Work required — Exactly as they appear, output all of the entries.

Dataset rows
══════════
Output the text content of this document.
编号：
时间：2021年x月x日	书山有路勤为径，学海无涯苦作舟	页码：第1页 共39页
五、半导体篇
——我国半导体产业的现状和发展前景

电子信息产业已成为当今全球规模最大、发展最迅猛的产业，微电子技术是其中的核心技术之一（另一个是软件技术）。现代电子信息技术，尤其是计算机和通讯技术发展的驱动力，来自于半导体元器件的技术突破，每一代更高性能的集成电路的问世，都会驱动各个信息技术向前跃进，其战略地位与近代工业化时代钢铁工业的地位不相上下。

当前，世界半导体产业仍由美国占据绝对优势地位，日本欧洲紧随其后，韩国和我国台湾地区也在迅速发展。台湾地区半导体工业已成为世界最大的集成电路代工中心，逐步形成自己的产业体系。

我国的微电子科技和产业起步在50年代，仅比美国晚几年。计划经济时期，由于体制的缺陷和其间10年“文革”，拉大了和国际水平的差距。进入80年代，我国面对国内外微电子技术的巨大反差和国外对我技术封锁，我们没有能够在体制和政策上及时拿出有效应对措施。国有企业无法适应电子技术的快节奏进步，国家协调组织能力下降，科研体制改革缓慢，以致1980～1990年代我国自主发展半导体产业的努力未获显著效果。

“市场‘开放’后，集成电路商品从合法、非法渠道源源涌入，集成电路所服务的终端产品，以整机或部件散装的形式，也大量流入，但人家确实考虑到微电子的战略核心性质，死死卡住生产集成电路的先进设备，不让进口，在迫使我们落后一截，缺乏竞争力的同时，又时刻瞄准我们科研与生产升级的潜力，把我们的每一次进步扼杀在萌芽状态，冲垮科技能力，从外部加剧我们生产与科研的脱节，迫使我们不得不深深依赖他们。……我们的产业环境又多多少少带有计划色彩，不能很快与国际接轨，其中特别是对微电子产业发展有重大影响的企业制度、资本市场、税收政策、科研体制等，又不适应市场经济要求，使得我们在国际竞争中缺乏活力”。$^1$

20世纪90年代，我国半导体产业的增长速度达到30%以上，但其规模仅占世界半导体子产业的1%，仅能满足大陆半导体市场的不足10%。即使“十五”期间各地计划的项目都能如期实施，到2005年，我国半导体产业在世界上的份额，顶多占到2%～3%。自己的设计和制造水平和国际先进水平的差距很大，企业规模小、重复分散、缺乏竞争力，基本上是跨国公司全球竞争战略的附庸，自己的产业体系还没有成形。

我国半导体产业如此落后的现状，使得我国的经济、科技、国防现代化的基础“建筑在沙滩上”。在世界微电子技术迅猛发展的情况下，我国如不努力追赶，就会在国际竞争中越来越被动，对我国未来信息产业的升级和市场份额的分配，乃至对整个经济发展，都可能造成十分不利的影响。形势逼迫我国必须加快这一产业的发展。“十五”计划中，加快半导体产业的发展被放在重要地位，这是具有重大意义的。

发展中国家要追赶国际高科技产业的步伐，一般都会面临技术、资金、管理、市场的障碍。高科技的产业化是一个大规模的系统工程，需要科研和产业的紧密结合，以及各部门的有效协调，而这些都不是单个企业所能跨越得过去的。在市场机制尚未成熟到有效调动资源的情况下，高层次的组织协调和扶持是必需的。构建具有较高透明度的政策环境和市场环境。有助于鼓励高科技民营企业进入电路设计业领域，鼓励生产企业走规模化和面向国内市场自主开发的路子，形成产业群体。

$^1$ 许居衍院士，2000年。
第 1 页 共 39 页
══════════
Answer to this task —
Output the text content of this document.
编号：
时间：2021年x月x日	书山有路勤为径，学海无涯苦作舟	页码：第1页 共39页
五、半导体篇
——我国半导体产业的现状和发展前景

电子信息产业已成为当今全球规模最大、发展最迅猛的产业，微电子技术是其中的核心技术之一（另一个是软件技术）。现代电子信息技术，尤其是计算机和通讯技术发展的驱动力，来自于半导体元器件的技术突破，每一代更高性能的集成电路的问世，都会驱动各个信息技术向前跃进，其战略地位与近代工业化时代钢铁工业的地位不相上下。

当前，世界半导体产业仍由美国占据绝对优势地位，日本欧洲紧随其后，韩国和我国台湾地区也在迅速发展。台湾地区半导体工业已成为世界最大的集成电路代工中心，逐步形成自己的产业体系。

我国的微电子科技和产业起步在50年代，仅比美国晚几年。计划经济时期，由于体制的缺陷和其间10年“文革”，拉大了和国际水平的差距。进入80年代，我国面对国内外微电子技术的巨大反差和国外对我技术封锁，我们没有能够在体制和政策上及时拿出有效应对措施。国有企业无法适应电子技术的快节奏进步，国家协调组织能力下降，科研体制改革缓慢，以致1980～1990年代我国自主发展半导体产业的努力未获显著效果。

“市场‘开放’后，集成电路商品从合法、非法渠道源源涌入，集成电路所服务的终端产品，以整机或部件散装的形式，也大量流入，但人家确实考虑到微电子的战略核心性质，死死卡住生产集成电路的先进设备，不让进口，在迫使我们落后一截，缺乏竞争力的同时，又时刻瞄准我们科研与生产升级的潜力，把我们的每一次进步扼杀在萌芽状态，冲垮科技能力，从外部加剧我们生产与科研的脱节，迫使我们不得不深深依赖他们。……我们的产业环境又多多少少带有计划色彩，不能很快与国际接轨，其中特别是对微电子产业发展有重大影响的企业制度、资本市场、税收政策、科研体制等，又不适应市场经济要求，使得我们在国际竞争中缺乏活力”。$^1$

20世纪90年代，我国半导体产业的增长速度达到30%以上，但其规模仅占世界半导体子产业的1%，仅能满足大陆半导体市场的不足10%。即使“十五”期间各地计划的项目都能如期实施，到2005年，我国半导体产业在世界上的份额，顶多占到2%～3%。自己的设计和制造水平和国际先进水平的差距很大，企业规模小、重复分散、缺乏竞争力，基本上是跨国公司全球竞争战略的附庸，自己的产业体系还没有成形。

我国半导体产业如此落后的现状，使得我国的经济、科技、国防现代化的基础“建筑在沙滩上”。在世界微电子技术迅猛发展的情况下，我国如不努力追赶，就会在国际竞争中越来越被动，对我国未来信息产业的升级和市场份额的分配，乃至对整个经济发展，都可能造成十分不利的影响。形势逼迫我国必须加快这一产业的发展。“十五”计划中，加快半导体产业的发展被放在重要地位，这是具有重大意义的。

发展中国家要追赶国际高科技产业的步伐，一般都会面临技术、资金、管理、市场的障碍。高科技的产业化是一个大规模的系统工程，需要科研和产业的紧密结合，以及各部门的有效协调，而这些都不是单个企业所能跨越得过去的。在市场机制尚未成熟到有效调动资源的情况下，高层次的组织协调和扶持是必需的。构建具有较高透明度的政策环境和市场环境。有助于鼓励高科技民营企业进入电路设计业领域，鼓励生产企业走规模化和面向国内市场自主开发的路子，形成产业群体。

$^1$ 许居衍院士，2000年。
第 1 页 共 39 页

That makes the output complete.